**WORK TO COMPLETE**.
Search the material for the string "ユーザーを一時的にoperationグループに追加したい場合", then report how many lines hold it, with no other text.

Stored data:
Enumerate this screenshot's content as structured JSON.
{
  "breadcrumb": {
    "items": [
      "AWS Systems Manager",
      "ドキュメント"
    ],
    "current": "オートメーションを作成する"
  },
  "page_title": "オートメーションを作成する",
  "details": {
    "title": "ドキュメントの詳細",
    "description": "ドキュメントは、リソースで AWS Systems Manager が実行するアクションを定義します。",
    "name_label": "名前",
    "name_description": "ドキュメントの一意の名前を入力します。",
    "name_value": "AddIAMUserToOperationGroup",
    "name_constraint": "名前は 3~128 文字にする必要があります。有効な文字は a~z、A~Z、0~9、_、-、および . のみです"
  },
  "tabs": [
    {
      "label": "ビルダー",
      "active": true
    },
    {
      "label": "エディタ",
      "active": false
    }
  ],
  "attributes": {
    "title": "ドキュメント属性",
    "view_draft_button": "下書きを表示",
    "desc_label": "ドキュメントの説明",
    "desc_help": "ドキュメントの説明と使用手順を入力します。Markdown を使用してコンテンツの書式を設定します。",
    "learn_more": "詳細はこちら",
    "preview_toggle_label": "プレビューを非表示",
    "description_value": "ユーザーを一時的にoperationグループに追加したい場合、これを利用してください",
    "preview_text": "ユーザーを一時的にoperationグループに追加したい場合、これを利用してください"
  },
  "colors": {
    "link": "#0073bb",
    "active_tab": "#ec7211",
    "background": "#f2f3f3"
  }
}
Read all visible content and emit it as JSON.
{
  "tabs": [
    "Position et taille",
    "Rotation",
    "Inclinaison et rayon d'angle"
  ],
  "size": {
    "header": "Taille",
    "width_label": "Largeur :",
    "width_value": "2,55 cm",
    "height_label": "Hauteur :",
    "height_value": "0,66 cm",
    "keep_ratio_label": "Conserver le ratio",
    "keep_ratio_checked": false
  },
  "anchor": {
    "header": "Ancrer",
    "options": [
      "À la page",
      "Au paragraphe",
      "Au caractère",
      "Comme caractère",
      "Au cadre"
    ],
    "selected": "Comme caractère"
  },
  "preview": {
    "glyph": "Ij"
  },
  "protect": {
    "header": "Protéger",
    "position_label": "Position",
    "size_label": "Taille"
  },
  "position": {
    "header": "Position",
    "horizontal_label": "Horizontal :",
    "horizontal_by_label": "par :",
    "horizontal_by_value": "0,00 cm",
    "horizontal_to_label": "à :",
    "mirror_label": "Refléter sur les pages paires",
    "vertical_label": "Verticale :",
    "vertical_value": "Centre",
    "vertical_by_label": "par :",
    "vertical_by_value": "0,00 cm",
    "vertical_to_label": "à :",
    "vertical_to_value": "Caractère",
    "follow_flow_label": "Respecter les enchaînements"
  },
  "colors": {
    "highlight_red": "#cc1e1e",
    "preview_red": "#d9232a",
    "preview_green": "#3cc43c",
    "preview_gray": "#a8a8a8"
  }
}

**ANSWER TO THIS PROBLEM**.
2